What is asked: Pull each line containing "отечественных" out of the data and copy it.

---------- Data in this exercise

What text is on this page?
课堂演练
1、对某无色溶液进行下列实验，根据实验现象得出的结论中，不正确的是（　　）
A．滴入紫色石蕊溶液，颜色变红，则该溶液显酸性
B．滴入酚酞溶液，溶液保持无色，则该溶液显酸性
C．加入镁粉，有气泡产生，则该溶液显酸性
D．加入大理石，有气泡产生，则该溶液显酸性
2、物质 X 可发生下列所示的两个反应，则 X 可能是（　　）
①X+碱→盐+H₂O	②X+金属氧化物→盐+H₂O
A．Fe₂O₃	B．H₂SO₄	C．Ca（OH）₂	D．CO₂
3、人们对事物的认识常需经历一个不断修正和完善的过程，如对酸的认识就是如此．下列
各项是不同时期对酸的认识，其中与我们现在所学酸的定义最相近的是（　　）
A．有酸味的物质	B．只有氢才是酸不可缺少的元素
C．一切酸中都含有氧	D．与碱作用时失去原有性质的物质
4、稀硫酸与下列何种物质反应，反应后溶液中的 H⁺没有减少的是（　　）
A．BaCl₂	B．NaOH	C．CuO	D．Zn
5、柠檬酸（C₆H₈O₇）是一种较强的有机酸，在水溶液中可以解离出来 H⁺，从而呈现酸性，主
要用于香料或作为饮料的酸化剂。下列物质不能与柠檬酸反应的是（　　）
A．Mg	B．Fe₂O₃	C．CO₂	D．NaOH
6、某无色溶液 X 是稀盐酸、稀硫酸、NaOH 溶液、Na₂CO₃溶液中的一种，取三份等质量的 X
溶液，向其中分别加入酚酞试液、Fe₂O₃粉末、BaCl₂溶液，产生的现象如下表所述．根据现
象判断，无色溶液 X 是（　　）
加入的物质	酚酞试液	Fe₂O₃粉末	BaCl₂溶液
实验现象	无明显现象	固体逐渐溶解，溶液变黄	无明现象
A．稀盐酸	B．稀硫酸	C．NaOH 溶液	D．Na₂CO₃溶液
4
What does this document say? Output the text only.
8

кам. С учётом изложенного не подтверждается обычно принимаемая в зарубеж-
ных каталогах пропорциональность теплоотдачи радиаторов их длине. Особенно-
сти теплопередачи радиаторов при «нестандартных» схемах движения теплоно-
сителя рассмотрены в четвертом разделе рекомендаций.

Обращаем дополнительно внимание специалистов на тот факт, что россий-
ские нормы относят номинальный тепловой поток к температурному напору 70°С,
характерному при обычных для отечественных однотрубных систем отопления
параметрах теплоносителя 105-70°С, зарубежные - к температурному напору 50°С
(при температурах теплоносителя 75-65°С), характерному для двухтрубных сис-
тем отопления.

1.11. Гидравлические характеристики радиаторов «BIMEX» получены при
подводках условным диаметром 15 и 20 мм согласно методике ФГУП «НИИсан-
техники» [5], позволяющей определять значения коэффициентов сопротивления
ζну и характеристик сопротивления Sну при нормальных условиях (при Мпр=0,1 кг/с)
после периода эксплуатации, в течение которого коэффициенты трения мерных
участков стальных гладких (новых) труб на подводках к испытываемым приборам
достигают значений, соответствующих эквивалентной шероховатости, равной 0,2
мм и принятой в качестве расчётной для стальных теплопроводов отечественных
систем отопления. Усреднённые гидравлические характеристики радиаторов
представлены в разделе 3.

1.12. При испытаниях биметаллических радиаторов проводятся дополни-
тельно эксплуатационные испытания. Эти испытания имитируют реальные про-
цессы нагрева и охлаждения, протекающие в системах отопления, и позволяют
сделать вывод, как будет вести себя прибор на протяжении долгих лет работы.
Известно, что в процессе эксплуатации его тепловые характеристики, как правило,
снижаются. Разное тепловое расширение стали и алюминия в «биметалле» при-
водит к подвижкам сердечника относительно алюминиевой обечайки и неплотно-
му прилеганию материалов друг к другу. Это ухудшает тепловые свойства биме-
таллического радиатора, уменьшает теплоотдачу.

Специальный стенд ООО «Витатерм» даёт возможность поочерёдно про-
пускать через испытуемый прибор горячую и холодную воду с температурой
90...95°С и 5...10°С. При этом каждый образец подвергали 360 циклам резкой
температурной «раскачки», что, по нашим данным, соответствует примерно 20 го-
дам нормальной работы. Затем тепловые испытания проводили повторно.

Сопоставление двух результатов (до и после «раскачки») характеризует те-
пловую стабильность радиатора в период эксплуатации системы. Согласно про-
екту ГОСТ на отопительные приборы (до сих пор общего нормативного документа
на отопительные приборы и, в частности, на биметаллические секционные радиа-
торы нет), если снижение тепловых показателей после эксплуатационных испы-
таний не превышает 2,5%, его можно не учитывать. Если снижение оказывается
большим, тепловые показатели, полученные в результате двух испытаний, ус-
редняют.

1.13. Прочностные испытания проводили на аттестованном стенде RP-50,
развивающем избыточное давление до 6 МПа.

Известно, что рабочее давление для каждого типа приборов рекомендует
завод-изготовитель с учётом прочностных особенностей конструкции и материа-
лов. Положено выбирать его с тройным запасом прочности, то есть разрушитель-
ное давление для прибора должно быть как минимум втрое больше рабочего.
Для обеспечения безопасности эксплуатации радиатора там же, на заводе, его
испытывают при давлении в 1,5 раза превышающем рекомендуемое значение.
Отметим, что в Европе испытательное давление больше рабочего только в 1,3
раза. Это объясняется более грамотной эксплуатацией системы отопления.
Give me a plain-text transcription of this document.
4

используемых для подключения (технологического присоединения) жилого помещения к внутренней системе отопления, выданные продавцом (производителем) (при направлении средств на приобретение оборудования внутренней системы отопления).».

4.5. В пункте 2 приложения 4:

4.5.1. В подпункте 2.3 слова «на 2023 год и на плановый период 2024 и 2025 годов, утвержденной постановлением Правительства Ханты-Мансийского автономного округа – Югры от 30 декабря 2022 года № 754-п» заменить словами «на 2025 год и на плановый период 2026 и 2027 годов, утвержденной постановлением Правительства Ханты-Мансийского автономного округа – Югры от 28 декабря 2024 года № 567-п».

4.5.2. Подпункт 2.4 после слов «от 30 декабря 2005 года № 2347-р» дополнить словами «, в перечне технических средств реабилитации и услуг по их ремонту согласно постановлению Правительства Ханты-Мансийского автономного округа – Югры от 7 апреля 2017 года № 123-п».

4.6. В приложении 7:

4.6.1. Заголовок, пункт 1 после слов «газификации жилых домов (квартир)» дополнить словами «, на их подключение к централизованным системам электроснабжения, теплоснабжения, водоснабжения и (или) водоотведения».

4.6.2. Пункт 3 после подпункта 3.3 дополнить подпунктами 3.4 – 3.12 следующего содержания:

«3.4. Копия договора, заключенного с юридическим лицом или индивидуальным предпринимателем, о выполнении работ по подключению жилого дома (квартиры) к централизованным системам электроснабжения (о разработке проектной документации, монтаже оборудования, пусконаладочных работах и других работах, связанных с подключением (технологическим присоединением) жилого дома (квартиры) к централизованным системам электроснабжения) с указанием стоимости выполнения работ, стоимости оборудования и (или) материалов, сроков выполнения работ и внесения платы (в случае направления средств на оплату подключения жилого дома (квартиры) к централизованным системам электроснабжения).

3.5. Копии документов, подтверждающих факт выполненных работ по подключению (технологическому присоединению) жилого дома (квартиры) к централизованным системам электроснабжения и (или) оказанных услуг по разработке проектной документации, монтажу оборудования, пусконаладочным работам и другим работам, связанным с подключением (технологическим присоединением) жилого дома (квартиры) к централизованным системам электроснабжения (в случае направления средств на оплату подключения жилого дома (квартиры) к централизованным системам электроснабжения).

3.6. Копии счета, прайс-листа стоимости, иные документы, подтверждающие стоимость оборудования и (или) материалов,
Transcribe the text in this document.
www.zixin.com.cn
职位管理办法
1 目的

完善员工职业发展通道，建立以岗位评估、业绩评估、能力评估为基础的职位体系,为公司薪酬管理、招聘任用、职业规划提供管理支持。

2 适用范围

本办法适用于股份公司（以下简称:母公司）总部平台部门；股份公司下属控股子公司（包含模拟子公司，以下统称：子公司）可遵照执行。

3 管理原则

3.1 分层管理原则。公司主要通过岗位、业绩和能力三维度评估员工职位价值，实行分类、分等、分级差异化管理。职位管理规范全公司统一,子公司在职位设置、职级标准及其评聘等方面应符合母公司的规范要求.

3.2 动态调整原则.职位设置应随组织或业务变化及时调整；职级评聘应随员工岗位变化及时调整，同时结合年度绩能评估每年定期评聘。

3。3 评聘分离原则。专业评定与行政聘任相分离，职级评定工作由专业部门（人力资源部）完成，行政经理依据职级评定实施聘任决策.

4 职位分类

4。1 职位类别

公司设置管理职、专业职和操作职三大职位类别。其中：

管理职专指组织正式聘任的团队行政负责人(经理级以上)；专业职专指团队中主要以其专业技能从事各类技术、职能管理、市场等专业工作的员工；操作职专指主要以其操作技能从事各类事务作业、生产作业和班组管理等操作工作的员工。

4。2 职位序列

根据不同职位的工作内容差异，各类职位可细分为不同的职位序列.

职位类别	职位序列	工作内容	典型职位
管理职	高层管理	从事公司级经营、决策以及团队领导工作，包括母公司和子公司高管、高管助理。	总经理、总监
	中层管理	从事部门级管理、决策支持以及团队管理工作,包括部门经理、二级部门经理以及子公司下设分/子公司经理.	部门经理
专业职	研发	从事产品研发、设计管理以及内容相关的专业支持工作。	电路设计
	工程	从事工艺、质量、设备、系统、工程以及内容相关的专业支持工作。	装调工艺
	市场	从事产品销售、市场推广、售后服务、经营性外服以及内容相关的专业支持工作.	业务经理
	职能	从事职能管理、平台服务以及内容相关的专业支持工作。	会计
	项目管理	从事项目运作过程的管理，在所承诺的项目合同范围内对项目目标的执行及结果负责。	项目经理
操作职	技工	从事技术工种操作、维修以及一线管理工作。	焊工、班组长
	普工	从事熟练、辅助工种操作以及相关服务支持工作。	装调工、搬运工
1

--------------------

Answer to this problem:
характерному при обычных для отечественных однотрубных систем отопления
мм и принятой в качестве расчётной для стальных теплопроводов отечественных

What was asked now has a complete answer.